WHAT YOU NEED TO DO.
Write out the data below word for word, starting with its first line and going on through the line with "value-label: 7,1 [376,212,391,224]".

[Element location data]
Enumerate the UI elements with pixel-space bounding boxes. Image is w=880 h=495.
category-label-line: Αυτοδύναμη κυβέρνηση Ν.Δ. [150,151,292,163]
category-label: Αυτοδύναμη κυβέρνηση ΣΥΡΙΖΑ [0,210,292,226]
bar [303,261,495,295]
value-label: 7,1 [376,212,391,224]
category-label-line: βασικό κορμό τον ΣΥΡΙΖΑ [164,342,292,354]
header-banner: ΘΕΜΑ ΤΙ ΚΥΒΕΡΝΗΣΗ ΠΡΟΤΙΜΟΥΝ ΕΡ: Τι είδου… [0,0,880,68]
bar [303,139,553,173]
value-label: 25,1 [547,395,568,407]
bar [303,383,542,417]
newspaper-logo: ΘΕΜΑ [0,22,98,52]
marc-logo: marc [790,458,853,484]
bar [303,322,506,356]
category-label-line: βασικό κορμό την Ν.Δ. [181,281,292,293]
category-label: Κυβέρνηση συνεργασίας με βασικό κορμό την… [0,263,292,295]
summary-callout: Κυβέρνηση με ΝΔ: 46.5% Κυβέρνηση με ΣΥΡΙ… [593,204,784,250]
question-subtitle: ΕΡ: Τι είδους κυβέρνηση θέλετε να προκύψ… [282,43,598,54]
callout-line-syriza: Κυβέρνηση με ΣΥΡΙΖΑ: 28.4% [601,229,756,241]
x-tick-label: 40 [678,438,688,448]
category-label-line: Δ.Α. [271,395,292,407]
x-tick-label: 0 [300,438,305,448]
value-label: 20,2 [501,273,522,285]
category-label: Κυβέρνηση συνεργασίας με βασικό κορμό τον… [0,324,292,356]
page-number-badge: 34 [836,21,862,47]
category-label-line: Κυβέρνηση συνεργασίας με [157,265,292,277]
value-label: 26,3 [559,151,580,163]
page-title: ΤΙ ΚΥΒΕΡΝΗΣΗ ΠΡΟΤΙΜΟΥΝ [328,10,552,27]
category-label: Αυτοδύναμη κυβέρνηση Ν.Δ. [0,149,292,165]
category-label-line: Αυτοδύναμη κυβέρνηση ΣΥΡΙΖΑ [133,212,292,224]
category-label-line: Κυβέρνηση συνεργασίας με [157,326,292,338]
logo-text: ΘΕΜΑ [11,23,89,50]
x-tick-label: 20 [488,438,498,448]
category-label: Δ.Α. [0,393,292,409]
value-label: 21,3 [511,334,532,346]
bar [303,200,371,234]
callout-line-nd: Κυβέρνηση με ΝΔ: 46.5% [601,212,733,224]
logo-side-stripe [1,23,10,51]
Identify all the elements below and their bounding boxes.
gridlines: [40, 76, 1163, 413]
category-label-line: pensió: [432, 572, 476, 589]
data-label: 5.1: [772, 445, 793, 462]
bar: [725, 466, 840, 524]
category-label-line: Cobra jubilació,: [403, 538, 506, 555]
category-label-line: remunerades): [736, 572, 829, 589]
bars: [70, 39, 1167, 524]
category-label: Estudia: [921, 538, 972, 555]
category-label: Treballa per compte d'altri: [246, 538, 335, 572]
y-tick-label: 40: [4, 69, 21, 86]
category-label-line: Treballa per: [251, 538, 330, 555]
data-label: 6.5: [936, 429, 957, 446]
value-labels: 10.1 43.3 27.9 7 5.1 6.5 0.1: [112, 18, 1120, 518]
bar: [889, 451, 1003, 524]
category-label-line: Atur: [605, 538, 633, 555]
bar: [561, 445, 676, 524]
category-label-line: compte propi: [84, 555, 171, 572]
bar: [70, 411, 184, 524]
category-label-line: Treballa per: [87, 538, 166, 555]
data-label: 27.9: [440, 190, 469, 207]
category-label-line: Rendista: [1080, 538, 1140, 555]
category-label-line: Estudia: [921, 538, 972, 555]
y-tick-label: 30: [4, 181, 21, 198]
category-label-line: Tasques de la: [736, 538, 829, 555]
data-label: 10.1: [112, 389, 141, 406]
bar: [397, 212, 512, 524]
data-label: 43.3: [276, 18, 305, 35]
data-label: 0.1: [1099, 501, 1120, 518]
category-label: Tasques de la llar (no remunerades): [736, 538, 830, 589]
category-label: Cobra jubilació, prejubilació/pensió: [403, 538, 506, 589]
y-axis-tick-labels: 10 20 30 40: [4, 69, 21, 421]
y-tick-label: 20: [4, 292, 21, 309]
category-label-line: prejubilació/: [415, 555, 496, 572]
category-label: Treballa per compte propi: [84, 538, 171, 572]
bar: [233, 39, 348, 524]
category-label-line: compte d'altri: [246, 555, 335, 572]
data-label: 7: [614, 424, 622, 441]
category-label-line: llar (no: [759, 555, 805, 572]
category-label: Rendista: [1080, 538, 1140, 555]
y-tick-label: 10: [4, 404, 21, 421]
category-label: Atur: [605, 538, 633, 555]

THE OUTPUT.
Enumerate the UI elements with pixel-space bounding boxes. Image is w=880 h=495.
category-label-line: Αυτοδύναμη κυβέρνηση Ν.Δ. [150,151,292,163]
category-label: Αυτοδύναμη κυβέρνηση ΣΥΡΙΖΑ [0,210,292,226]
bar [303,261,495,295]
value-label: 7,1 [376,212,391,224]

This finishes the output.